*ABOUT THIS TASK*: Pull every line containing "particular" out of the material below.
━━━━━ RAW DATA ━━━━━
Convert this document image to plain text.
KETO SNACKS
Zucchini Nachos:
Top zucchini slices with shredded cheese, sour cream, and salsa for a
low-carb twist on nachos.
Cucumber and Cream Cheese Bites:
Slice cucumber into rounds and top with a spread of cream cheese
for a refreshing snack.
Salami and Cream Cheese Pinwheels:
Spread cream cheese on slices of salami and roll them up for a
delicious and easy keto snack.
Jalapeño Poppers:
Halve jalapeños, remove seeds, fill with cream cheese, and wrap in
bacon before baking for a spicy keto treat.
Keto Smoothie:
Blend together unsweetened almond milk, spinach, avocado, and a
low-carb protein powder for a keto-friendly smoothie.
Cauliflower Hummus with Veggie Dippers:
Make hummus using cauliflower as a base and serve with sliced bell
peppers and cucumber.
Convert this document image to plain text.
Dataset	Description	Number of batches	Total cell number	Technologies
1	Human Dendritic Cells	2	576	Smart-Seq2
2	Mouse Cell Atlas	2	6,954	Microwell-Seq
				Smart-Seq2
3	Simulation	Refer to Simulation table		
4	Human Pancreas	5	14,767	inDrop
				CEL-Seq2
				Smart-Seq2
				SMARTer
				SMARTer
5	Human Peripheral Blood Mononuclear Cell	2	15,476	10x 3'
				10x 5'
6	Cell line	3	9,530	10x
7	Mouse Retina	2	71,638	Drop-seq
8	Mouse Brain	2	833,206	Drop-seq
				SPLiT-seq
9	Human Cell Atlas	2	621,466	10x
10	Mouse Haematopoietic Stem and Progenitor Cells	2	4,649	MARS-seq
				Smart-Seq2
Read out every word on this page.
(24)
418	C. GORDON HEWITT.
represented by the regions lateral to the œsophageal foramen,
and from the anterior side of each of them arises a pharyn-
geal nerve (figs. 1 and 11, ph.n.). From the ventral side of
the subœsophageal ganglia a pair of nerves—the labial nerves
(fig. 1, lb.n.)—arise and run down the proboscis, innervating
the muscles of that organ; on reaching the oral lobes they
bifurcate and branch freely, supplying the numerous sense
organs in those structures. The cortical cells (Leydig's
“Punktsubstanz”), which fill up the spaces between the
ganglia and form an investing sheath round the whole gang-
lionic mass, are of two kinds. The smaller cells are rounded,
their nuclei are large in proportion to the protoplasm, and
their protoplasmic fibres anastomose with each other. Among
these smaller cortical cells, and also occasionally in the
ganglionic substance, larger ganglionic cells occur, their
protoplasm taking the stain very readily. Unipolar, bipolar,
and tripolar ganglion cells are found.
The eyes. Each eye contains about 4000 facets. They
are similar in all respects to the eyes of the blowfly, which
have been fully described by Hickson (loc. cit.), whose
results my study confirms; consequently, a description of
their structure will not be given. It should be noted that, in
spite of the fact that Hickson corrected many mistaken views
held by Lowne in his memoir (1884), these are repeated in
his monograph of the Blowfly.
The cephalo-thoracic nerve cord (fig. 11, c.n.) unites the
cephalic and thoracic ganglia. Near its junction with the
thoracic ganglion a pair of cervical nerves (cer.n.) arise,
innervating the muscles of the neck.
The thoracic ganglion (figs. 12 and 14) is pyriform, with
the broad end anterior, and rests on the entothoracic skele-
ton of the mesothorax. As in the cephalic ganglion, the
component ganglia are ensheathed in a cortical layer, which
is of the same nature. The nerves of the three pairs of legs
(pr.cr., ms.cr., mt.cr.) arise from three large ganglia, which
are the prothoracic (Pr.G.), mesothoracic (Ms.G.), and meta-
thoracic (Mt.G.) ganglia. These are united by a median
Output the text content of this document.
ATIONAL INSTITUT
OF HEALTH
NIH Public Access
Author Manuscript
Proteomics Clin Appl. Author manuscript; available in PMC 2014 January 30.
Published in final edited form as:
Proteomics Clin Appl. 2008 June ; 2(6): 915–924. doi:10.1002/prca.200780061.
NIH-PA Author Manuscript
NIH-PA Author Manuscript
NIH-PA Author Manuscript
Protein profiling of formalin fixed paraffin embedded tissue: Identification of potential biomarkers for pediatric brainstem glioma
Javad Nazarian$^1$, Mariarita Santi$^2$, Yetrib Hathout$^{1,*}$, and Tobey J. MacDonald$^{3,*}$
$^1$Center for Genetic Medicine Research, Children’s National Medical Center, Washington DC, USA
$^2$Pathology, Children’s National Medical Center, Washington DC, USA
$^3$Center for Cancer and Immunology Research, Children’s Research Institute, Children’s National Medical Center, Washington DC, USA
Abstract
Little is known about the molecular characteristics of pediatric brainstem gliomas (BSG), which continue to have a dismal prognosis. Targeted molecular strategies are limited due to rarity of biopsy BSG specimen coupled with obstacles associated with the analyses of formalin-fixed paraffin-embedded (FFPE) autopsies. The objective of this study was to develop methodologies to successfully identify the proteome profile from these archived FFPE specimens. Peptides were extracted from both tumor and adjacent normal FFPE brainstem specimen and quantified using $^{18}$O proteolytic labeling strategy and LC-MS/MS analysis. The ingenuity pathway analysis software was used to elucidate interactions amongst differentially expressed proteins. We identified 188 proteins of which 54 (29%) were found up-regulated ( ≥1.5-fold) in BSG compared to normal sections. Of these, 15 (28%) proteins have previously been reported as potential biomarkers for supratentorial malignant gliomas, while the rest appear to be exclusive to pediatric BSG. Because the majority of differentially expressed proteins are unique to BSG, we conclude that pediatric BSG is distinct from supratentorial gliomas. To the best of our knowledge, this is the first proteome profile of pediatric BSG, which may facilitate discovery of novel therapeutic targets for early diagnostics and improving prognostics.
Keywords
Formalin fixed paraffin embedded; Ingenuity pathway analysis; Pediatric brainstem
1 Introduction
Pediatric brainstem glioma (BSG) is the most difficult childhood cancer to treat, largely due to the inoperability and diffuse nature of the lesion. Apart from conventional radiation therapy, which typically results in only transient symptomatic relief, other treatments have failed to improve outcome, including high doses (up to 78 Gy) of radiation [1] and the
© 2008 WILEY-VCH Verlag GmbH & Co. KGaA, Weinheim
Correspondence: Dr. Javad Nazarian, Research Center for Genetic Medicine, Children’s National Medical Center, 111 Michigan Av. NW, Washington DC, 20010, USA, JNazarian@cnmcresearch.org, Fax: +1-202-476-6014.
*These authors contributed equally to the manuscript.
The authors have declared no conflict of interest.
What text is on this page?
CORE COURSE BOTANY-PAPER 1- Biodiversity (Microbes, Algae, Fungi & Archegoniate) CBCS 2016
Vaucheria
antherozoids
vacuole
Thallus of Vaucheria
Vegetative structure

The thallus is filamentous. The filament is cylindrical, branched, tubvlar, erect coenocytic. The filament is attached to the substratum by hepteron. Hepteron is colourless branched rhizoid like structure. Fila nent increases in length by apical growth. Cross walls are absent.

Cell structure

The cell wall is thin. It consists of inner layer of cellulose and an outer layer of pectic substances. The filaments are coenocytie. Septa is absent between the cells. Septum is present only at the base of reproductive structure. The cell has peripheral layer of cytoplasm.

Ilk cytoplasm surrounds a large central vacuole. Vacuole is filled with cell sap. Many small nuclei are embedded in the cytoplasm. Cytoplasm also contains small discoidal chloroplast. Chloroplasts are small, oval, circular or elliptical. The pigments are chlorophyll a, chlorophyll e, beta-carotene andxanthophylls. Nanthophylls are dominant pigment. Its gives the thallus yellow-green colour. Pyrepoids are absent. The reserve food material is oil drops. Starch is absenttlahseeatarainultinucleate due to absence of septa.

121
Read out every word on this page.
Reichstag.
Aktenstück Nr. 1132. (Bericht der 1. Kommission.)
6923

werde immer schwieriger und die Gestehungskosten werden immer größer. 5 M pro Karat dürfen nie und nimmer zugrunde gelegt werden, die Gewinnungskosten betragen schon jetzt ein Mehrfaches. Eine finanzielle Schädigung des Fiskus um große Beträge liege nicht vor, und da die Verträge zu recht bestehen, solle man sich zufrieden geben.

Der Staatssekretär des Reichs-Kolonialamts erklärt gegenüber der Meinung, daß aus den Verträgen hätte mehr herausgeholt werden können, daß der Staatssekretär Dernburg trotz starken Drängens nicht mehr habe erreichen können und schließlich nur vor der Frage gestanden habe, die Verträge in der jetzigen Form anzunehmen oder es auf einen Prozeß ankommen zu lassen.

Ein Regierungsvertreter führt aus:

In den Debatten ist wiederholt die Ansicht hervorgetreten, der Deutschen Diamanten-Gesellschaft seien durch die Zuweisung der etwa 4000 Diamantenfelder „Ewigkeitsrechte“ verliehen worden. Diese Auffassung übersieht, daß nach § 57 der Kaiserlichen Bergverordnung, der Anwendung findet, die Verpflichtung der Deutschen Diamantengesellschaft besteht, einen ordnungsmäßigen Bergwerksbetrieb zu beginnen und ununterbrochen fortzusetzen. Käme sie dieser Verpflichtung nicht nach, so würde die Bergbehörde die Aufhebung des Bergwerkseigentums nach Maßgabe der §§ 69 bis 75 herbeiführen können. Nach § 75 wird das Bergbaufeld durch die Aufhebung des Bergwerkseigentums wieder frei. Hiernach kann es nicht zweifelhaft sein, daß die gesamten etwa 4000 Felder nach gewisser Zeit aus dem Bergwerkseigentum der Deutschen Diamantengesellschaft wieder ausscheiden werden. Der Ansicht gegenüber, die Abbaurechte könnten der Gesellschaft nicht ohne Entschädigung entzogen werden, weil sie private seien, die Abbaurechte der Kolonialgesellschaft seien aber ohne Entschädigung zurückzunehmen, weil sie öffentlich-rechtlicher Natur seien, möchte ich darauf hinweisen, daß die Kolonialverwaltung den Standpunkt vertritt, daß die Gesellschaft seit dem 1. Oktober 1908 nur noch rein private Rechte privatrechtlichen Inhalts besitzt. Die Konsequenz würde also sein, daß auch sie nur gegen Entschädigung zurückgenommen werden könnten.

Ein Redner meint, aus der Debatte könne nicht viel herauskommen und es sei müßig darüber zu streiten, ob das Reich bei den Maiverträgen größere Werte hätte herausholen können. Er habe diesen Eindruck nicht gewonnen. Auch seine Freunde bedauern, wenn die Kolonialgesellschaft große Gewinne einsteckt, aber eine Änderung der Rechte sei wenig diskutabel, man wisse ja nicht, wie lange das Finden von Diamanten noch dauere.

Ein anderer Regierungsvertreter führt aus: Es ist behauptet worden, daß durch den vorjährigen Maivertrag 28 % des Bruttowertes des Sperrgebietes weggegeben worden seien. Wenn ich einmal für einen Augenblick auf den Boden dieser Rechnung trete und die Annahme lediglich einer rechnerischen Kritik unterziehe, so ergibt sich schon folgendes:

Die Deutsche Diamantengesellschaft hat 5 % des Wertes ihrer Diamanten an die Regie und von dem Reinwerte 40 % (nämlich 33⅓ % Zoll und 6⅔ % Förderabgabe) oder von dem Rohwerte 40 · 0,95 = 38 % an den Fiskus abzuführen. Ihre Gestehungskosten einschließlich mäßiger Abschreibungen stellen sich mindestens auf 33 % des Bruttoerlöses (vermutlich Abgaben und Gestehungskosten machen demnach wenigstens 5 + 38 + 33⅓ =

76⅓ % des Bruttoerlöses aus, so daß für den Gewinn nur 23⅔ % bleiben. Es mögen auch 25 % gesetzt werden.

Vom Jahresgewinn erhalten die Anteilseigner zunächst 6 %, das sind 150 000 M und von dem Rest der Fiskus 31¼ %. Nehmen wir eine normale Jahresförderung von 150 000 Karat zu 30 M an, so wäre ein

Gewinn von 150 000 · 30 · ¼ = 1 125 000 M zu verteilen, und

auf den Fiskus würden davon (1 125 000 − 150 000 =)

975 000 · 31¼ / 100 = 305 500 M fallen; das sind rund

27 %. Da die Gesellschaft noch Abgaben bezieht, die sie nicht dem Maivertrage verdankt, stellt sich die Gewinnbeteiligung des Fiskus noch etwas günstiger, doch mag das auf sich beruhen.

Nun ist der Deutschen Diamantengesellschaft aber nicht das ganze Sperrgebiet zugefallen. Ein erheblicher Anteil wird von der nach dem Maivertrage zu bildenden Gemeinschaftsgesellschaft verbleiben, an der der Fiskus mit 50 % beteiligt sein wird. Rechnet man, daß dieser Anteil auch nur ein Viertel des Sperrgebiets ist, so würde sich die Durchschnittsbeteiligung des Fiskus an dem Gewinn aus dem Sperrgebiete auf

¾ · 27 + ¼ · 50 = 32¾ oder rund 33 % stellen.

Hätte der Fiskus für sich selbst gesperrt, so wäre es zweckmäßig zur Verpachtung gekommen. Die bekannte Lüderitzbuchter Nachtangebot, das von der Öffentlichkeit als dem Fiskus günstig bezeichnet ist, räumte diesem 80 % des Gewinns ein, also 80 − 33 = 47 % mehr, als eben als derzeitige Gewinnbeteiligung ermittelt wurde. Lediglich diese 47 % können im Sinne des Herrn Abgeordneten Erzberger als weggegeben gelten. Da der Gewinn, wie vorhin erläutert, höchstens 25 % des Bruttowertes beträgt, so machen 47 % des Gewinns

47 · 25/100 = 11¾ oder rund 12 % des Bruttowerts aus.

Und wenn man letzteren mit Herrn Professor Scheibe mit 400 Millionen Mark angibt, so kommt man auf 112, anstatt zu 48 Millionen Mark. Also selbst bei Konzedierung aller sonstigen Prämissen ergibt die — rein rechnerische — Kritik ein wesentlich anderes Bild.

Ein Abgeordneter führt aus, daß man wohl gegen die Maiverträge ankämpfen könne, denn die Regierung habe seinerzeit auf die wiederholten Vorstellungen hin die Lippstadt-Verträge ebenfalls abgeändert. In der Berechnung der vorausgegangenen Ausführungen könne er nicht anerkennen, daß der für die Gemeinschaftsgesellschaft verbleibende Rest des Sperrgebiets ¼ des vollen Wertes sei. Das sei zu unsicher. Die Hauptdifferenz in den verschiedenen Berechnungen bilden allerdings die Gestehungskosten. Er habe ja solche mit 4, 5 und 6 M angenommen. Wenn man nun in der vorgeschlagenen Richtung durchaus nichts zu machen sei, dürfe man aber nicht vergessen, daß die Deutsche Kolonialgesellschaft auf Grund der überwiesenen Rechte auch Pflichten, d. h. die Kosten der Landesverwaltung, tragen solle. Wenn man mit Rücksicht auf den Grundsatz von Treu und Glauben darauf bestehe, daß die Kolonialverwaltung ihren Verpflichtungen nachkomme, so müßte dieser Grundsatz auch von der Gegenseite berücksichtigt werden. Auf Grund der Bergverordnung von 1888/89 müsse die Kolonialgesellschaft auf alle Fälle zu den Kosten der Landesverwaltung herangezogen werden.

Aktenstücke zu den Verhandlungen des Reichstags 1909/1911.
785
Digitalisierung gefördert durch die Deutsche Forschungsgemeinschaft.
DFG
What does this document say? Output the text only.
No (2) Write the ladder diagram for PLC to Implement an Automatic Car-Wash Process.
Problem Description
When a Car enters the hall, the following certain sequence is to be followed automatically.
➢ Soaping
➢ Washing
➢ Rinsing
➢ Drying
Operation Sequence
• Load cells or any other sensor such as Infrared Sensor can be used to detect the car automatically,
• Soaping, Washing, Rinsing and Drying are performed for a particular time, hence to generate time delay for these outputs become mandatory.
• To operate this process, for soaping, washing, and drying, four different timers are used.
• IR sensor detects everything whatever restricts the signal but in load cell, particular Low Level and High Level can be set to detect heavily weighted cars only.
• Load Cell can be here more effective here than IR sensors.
━━━━━
*YOUR SOLUTION*:
• Soaping, Washing, Rinsing and Drying are performed for a particular time, hence to generate time delay for these outputs become mandatory.
• IR sensor detects everything whatever restricts the signal but in load cell, particular Low Level and High Level can be set to detect heavily weighted cars only.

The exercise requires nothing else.